[Extracted data]
********
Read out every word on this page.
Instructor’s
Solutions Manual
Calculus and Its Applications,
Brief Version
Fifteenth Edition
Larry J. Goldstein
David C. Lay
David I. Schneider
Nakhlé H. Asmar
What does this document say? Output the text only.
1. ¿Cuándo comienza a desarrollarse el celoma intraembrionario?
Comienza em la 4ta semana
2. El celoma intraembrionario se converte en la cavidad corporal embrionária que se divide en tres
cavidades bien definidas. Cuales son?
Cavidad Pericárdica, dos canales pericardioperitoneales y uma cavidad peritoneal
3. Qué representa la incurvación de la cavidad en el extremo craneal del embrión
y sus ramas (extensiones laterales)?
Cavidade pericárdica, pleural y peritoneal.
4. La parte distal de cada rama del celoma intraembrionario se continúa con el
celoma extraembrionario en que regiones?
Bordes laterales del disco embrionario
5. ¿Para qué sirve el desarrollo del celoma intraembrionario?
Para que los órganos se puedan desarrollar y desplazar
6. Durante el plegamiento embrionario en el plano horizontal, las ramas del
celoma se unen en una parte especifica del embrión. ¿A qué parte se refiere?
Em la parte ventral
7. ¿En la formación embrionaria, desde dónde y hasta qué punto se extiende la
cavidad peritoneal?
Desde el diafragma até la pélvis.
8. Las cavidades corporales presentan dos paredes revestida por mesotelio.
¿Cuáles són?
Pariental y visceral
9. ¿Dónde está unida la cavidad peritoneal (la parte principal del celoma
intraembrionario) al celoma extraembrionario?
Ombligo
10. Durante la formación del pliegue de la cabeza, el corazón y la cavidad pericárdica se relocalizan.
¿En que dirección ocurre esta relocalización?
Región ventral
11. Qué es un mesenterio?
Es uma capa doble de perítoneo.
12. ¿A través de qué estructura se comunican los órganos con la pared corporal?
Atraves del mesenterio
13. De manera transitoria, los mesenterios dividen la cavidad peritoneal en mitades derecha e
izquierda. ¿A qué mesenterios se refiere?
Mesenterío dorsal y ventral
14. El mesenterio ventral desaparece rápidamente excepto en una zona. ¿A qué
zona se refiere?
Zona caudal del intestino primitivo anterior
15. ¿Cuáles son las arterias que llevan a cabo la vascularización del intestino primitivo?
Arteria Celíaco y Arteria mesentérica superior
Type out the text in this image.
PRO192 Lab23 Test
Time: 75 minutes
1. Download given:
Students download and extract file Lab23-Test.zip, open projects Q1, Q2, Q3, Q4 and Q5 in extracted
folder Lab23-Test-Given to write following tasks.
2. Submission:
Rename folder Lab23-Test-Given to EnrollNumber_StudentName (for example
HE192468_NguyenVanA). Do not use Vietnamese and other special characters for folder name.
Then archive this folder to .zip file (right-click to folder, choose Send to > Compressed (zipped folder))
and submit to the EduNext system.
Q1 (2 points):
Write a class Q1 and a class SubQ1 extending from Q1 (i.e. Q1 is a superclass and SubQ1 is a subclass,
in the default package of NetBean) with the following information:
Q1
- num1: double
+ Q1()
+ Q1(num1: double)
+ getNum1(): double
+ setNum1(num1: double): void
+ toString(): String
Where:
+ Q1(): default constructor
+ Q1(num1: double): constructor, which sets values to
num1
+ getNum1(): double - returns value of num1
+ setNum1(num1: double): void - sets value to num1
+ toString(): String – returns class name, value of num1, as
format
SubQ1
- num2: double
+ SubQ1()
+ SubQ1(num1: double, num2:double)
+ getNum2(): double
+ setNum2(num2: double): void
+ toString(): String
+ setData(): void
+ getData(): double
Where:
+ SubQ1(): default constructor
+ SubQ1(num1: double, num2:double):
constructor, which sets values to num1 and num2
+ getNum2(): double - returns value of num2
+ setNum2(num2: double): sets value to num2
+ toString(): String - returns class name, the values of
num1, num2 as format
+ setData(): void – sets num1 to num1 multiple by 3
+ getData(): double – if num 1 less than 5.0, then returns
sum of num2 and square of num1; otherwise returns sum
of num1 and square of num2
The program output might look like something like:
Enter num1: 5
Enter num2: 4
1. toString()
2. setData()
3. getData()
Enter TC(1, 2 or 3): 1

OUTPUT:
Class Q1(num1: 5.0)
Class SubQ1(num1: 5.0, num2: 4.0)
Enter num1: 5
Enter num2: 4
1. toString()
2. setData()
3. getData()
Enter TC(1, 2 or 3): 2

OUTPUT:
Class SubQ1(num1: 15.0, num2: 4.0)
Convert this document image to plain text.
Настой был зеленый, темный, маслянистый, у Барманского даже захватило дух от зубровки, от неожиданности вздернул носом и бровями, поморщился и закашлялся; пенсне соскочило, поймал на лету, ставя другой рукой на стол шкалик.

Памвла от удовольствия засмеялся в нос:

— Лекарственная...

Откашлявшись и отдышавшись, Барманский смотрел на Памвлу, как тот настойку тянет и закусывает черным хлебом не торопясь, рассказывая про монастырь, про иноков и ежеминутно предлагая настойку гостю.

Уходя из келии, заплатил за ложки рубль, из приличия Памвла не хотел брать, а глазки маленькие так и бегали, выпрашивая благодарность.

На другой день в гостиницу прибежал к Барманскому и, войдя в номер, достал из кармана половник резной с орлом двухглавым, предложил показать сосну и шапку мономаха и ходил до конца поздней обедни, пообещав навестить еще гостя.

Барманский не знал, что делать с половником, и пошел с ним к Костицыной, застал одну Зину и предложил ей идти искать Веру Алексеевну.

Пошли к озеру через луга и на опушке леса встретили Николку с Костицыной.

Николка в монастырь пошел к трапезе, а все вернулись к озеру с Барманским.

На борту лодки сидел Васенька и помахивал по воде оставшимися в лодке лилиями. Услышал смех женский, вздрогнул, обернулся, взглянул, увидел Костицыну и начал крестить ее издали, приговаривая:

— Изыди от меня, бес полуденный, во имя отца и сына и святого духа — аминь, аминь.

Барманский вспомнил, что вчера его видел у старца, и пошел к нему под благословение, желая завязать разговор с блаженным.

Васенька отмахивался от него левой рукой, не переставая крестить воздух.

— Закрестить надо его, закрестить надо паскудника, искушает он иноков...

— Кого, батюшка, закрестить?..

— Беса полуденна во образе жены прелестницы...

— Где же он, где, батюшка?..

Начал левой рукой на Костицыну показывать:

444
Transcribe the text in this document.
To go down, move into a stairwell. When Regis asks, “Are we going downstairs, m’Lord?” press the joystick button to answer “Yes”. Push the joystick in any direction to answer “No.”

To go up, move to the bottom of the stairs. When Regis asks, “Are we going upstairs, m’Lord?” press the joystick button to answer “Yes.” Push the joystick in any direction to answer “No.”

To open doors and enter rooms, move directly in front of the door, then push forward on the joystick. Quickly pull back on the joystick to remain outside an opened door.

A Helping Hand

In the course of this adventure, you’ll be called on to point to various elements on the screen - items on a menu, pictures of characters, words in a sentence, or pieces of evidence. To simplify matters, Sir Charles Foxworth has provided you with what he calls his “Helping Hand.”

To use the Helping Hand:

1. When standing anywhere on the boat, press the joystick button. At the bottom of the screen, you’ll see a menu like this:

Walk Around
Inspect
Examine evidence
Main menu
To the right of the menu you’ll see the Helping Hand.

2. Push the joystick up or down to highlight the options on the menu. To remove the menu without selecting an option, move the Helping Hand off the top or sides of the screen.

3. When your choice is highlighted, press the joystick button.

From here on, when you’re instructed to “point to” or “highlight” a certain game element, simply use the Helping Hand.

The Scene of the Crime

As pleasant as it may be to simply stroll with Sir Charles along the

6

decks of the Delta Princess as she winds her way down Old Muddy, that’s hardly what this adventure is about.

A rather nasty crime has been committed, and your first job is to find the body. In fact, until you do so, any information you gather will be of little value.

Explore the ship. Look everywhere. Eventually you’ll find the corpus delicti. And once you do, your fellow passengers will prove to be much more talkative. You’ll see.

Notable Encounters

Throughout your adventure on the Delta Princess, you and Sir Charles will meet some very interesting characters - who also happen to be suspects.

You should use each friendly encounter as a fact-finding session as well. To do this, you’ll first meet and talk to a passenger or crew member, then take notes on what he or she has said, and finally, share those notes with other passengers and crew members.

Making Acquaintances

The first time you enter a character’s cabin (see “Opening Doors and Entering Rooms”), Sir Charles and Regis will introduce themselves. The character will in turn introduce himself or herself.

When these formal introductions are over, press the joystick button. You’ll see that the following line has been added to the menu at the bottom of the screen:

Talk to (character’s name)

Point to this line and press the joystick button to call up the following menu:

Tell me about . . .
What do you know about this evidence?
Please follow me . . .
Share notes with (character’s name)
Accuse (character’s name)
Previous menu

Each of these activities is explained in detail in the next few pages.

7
********
[Task goal] Of the lines in this listing, how many contain "about"? Reply with the number and nothing more.

[Written response] 3